Ama zina etmeye bir erkek olursa, bu konuda iki farklı görüş vardır. Bu görüşleri de Ahmed ve başkaları dile getirmişlerdir:

Birincisi: Bu durumda erkek zinaya zorlanmış sayılmaz. Ebu Hanife bu görüştedir. Ahmed’in kaynaklarda yer alan görüşü de böyledir.

İkincisi: Erkek de zinaya zorlanmış olabilir. Şafii bu görüştedir. Ahmed’in arkadaşlarından bazıları da bu yönde görüş belirtmişlerdir.

Kişi küfür sözü söylemeye zorlanırsa, kalbi imanla itiminan bulmuş olması koşuluyla, bunu yapması caiz olur.

* **Ham veriler**:
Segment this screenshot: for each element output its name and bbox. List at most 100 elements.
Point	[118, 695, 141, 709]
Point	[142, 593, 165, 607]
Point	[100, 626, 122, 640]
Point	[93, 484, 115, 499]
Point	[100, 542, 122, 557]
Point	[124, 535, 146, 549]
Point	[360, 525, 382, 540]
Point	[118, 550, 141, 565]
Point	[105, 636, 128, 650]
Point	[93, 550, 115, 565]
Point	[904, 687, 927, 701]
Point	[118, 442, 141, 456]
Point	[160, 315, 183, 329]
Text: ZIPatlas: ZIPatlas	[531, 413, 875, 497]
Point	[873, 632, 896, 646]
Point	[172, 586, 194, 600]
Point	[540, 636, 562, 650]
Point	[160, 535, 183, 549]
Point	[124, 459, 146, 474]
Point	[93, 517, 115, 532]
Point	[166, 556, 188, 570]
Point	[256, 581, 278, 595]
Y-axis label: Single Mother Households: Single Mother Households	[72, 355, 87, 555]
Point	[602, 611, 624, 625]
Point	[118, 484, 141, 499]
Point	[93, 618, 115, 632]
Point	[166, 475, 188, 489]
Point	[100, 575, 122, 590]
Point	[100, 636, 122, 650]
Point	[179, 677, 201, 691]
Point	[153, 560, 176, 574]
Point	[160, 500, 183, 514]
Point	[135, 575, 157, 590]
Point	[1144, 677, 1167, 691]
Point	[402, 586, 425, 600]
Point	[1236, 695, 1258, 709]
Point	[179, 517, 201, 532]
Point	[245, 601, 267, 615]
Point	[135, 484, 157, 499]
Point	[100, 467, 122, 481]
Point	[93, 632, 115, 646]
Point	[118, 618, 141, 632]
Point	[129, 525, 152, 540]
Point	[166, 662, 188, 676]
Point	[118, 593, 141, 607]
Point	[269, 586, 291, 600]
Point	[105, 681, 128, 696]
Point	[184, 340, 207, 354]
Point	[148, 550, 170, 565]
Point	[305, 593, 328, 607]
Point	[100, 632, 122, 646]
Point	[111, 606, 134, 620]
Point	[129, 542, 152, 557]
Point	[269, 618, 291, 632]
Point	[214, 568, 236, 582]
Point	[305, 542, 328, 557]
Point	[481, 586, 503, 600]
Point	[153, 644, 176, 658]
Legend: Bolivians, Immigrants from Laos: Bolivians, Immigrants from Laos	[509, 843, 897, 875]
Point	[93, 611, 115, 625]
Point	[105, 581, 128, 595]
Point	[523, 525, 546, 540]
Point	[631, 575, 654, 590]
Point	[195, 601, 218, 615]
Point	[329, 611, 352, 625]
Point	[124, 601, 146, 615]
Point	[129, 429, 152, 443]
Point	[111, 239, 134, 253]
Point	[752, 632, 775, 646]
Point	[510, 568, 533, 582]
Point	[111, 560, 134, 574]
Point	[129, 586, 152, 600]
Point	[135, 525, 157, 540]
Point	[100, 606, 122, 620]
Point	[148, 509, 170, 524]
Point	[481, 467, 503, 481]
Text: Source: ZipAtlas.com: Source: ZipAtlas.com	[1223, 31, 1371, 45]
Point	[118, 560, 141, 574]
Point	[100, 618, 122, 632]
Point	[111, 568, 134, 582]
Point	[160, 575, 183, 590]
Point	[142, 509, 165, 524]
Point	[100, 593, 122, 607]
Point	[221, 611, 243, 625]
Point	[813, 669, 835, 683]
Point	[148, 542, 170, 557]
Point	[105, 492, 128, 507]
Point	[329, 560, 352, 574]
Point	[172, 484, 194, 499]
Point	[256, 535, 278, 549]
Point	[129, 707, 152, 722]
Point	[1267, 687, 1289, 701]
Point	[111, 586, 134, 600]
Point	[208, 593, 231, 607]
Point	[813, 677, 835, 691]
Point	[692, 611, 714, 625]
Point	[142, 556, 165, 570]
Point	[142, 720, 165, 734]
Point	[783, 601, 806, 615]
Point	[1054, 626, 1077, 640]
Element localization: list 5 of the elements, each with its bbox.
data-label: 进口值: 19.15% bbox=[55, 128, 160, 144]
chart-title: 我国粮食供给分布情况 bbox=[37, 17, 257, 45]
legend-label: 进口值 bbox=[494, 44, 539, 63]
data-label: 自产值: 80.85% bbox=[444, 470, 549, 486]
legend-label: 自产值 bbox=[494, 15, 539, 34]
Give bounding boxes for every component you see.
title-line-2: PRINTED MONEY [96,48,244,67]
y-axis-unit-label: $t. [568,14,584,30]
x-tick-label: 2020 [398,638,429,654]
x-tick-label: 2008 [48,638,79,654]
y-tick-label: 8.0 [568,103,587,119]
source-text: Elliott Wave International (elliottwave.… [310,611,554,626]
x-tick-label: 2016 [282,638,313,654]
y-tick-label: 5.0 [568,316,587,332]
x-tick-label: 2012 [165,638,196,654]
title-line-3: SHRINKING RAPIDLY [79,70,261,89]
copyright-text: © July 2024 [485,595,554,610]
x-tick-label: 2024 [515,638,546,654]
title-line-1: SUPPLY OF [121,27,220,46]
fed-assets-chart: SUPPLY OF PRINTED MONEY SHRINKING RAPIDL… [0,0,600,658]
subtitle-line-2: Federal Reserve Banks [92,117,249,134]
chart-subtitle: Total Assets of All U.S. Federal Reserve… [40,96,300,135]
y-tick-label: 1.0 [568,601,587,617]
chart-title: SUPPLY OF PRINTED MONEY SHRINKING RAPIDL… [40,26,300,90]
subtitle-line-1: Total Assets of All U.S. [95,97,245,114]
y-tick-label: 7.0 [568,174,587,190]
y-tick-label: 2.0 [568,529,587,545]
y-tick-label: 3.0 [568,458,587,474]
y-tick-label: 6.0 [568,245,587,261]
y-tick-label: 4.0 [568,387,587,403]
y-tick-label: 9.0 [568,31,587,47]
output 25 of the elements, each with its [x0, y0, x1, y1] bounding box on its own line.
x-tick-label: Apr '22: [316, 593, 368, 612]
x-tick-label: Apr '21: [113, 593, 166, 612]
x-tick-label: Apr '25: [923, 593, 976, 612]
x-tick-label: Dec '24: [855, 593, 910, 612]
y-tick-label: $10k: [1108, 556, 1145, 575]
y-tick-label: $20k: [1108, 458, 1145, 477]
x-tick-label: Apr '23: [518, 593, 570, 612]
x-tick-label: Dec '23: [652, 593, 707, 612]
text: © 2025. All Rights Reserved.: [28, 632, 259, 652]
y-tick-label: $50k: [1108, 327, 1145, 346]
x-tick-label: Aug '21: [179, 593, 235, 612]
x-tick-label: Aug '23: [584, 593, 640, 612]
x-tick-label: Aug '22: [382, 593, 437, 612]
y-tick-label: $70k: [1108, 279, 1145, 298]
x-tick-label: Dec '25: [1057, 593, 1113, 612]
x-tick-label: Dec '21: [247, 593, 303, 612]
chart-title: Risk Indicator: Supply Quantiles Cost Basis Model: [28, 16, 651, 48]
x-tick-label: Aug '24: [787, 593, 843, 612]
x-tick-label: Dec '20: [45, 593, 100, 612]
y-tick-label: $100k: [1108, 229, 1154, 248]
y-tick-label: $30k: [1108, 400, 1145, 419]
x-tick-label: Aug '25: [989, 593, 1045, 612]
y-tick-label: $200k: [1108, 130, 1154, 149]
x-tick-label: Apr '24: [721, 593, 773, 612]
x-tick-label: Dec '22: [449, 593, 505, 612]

* **Yapılacaklar**:
A: Zorlama konulu metinde "Birincisi: Bu durumda" sözleriyle başlayıp "yapması caiz olur." sözlerine kadar süren kısmı hiç değiştirmeden yineleyin.
B: Zorlama konulu metni kaldığı yerden sürdürün.
Satırlara burada ihtiyaç yoktur.

* **Beklenen cevaplar**:
A:
Birincisi: Bu durumda erkek zinaya zorlanmış sayılmaz. Ebu Hanife bu görüştedir. Ahmed’in kaynaklarda yer alan görüşü de böyledir.

İkincisi: Erkek de zinaya zorlanmış olabilir. Şafii bu görüştedir. Ahmed’in arkadaşlarından bazıları da bu yönde görüş belirtmişlerdir.

Kişi küfür sözü söylemeye zorlanırsa, kalbi imanla itiminan bulmuş olması koşuluyla, bunu yapması caiz olur.

B:
Ama alışveriş, nikah, boşanma, zihar, iyla ve köle azat etme gibi akitleri yapmaya zorlanırsa, Malik, Şafii ve Ahmed gibi çoğunluğun görüşü, haksız yere söylemeye zorlandığı her söz batıldır, şeklindedir. Dolayısıyla böyle bir şeye zorlanan kimsenin boşanması ve köle azat etmiş olması geçersizdir. Adak vermek ve yemin etmek gibi uygulamalara gerek yoktur. Ebu Hanife’ye gelince, o bu hususta alış veriş akti gibi, feshedilebilir, tercih ve seçim yapmaya elverişli ve de zorlama ile birlikte gerekmeyen akitleri ayrı tutar. Ama nikah, boşanma ve köle azat etme gibi zorlama ile birlikte gündeme gelebilen akitlere farklı yaklaşır.

Darulharbin halkından birinin İslâma zorlanması gibi, hak nitelikli zorlamaya gelince, alimlerin ittifakına göre, buna zorlanan kimse açısından, zorlandığı şeyi yerine getirmesi bir gerekliliktir.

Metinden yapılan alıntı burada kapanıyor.